* Do this: Repeat every line exactly, keeping the pictures out of the copy.

(Dataset excerpt)
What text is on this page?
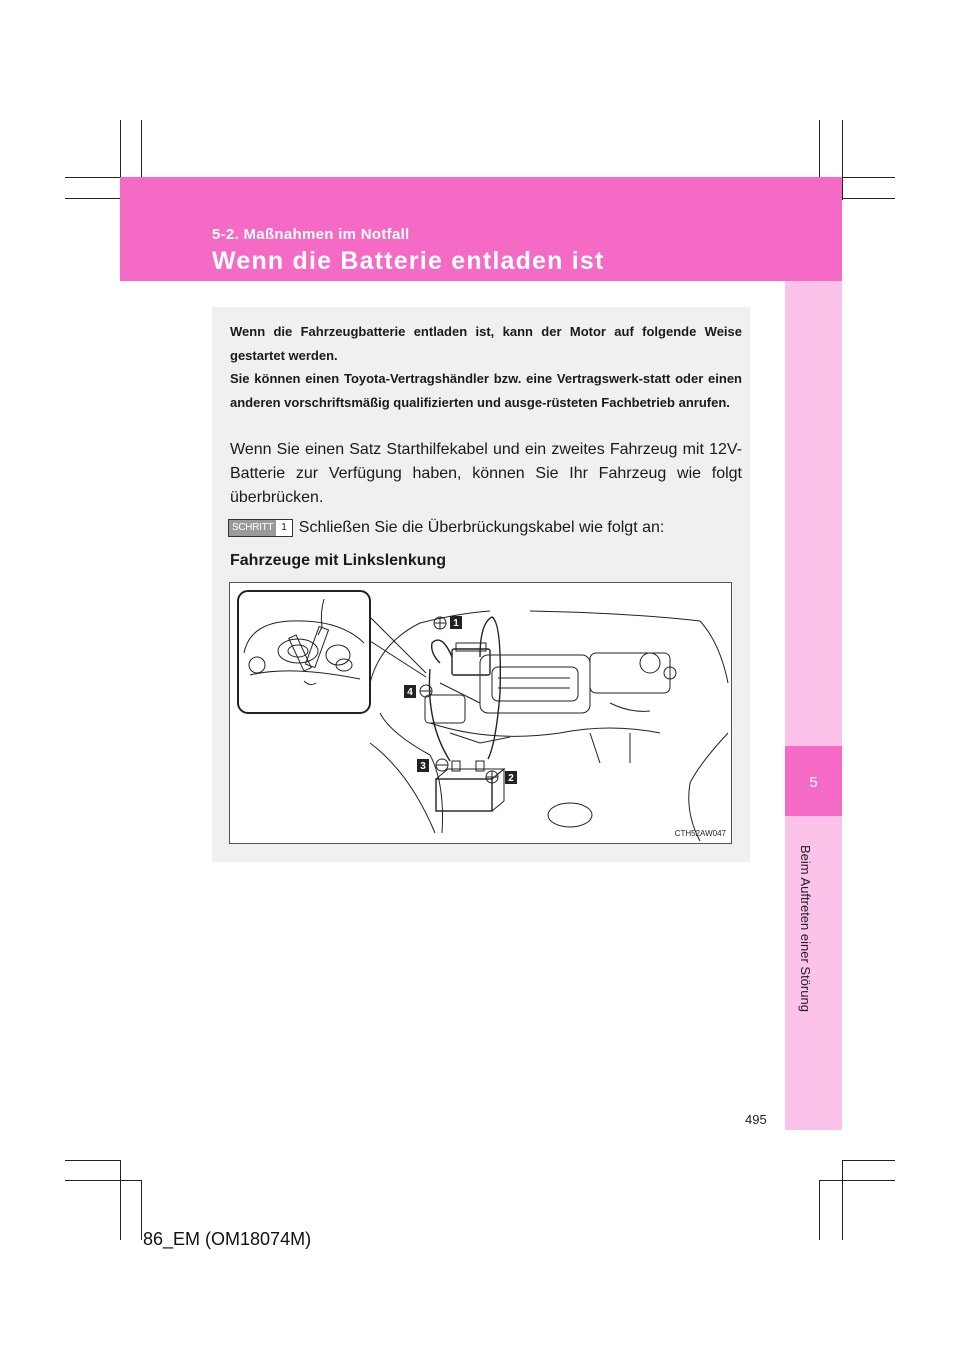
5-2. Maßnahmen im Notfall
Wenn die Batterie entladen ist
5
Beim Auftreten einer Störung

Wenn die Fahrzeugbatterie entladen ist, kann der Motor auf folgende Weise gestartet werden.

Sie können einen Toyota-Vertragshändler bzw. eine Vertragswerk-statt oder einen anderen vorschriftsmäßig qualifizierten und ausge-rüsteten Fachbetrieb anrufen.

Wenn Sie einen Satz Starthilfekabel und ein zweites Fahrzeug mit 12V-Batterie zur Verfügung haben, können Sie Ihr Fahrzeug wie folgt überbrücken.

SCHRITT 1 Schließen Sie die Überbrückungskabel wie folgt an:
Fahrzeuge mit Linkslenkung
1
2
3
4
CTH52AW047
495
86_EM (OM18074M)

* Problem solution:
What text is on this page?
5-2. Maßnahmen im Notfall
Wenn die Batterie entladen ist
5
Beim Auftreten einer Störung

Wenn die Fahrzeugbatterie entladen ist, kann der Motor auf folgende Weise gestartet werden.

Sie können einen Toyota-Vertragshändler bzw. eine Vertragswerk-statt oder einen anderen vorschriftsmäßig qualifizierten und ausge-rüsteten Fachbetrieb anrufen.

Wenn Sie einen Satz Starthilfekabel und ein zweites Fahrzeug mit 12V-Batterie zur Verfügung haben, können Sie Ihr Fahrzeug wie folgt überbrücken.

SCHRITT 1 Schließen Sie die Überbrückungskabel wie folgt an:
Fahrzeuge mit Linkslenkung
1
2
3
4
CTH52AW047
495
86_EM (OM18074M)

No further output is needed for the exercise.